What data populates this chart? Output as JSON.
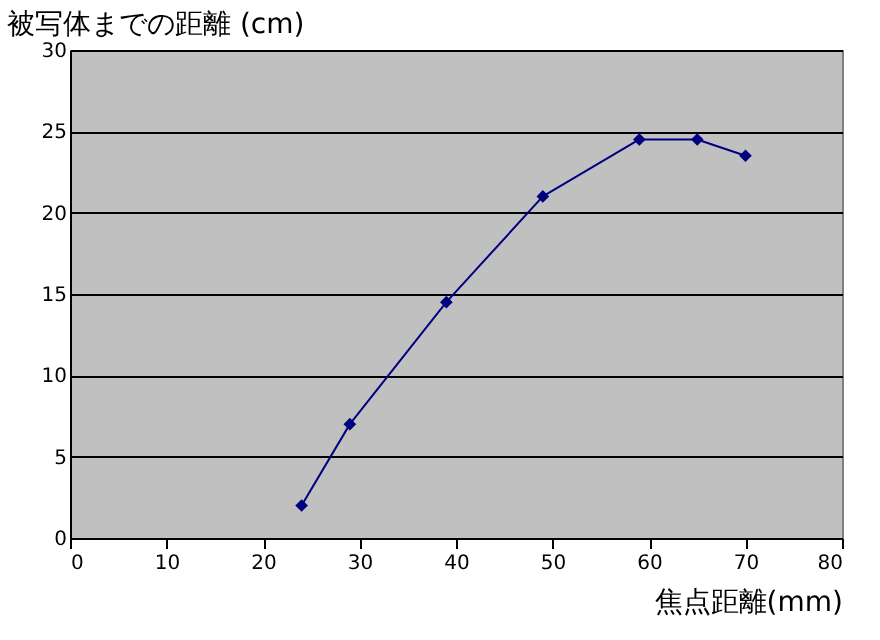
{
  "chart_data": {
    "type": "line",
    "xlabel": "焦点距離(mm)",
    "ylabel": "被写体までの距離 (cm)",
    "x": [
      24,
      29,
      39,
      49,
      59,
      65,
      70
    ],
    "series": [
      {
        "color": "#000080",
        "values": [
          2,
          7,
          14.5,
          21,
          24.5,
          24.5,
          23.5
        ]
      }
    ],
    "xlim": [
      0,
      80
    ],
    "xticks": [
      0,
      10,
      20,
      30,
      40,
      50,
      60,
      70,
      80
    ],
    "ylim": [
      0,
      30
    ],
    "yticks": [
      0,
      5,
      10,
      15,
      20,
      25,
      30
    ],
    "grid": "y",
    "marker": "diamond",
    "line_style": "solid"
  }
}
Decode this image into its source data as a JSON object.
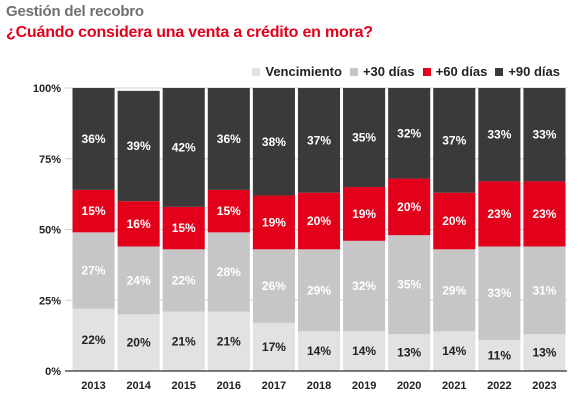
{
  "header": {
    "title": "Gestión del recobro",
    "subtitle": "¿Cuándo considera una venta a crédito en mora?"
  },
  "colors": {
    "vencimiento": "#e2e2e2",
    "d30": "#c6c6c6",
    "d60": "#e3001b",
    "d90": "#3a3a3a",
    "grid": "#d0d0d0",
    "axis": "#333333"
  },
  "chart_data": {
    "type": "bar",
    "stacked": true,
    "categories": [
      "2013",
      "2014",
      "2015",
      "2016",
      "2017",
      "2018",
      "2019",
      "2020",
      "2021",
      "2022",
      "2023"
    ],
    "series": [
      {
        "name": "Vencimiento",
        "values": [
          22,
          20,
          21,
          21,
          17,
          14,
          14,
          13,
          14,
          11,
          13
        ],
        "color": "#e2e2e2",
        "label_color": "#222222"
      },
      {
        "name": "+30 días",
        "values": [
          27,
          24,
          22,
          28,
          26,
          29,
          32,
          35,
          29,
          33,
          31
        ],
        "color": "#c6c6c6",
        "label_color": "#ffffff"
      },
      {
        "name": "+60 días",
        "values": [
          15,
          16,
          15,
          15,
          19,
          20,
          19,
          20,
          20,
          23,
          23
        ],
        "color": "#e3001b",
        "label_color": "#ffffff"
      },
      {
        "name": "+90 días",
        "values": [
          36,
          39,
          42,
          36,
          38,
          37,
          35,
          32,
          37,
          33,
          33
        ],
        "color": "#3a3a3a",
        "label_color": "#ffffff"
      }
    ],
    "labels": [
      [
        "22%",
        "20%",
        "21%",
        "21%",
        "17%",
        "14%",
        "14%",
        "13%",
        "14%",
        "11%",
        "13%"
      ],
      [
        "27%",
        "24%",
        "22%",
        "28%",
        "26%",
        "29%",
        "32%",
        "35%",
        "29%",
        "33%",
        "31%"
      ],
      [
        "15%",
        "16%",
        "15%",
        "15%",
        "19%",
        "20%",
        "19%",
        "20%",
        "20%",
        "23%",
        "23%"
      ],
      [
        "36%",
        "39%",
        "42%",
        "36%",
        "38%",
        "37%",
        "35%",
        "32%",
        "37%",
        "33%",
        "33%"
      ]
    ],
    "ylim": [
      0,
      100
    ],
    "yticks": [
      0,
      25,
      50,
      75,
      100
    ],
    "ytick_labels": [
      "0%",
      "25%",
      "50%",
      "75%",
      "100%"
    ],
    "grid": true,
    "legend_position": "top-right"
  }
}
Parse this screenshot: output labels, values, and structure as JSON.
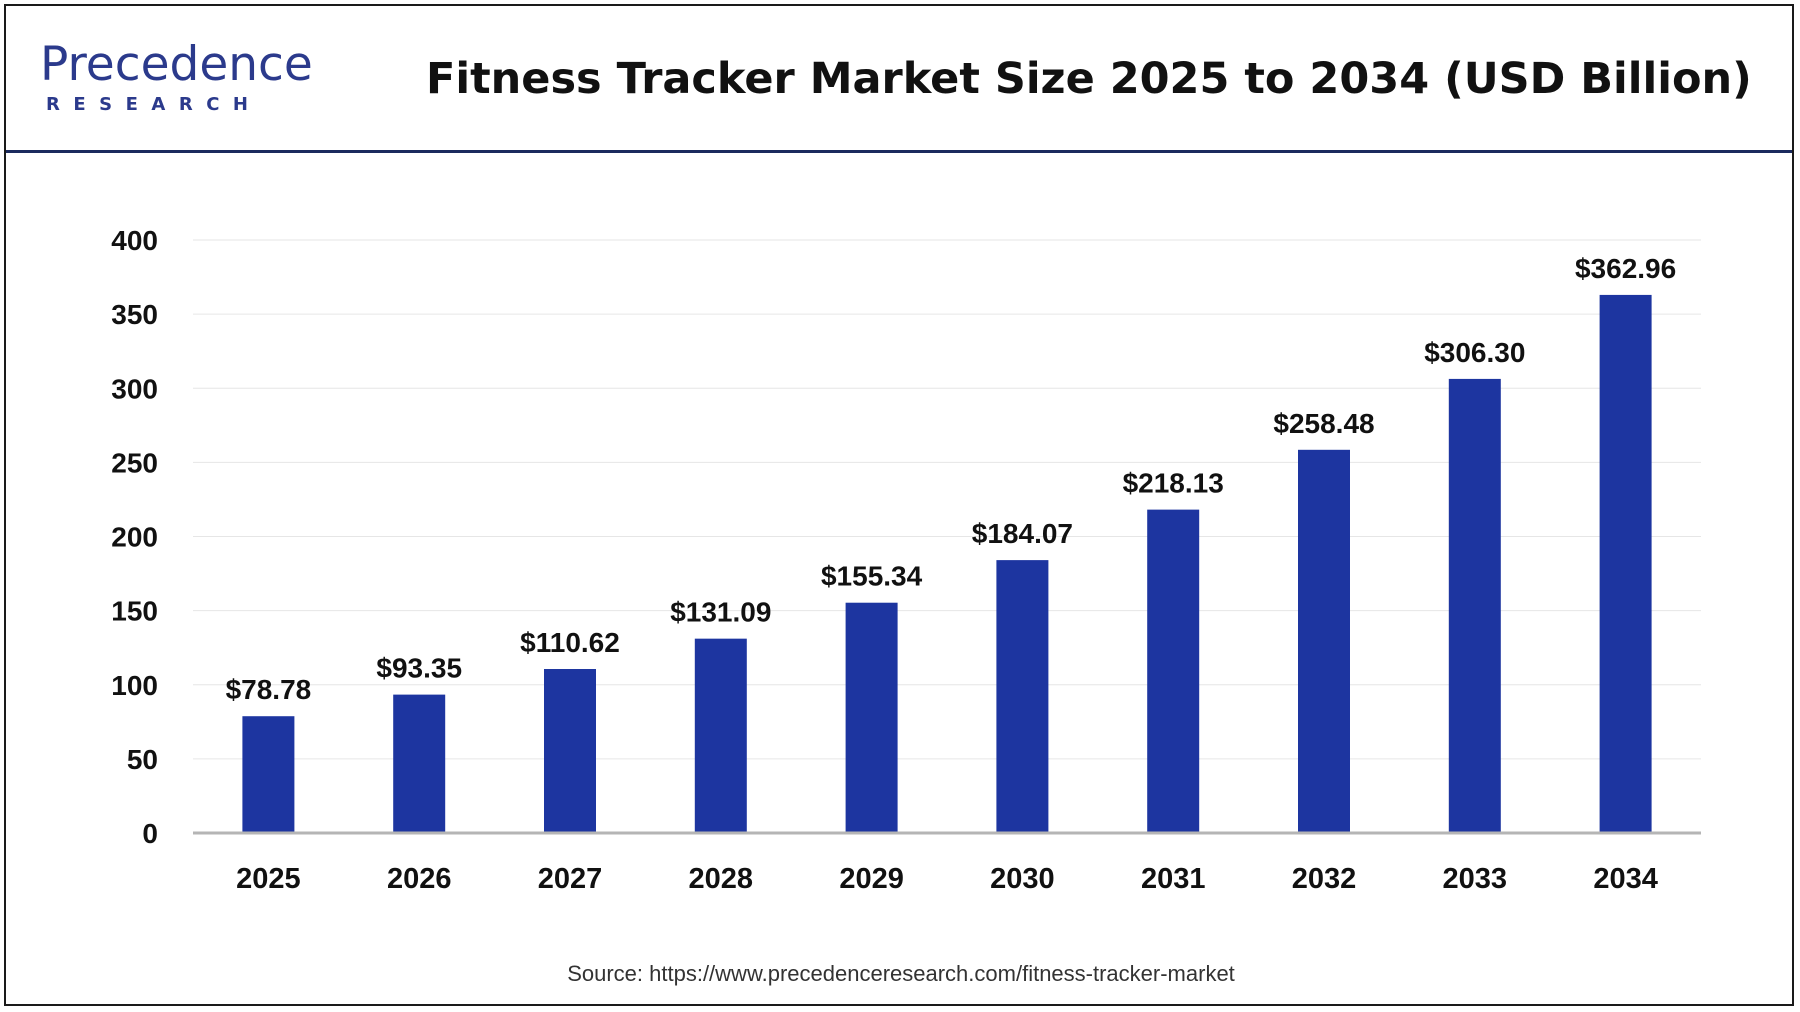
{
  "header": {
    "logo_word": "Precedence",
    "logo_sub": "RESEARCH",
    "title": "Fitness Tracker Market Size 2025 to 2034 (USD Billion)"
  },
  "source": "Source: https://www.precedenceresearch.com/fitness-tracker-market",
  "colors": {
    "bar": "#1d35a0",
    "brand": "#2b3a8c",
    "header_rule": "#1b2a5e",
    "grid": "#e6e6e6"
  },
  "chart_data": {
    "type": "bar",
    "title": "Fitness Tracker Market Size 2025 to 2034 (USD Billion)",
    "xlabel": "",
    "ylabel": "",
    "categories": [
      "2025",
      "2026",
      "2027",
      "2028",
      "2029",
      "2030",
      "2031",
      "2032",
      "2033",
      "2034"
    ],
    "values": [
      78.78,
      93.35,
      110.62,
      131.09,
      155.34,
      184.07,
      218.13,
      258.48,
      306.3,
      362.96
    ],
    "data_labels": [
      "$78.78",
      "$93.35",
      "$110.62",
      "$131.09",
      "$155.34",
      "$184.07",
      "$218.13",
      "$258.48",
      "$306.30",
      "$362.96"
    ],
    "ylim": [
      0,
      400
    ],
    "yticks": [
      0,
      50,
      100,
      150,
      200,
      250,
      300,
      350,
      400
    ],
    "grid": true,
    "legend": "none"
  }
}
########
Exercise instructions: Select the lines in this material that hold the word "días", leaving none out.

The solution:
        "name": "+30 días",
        "name": "+60 días",
        "name": "+90 días",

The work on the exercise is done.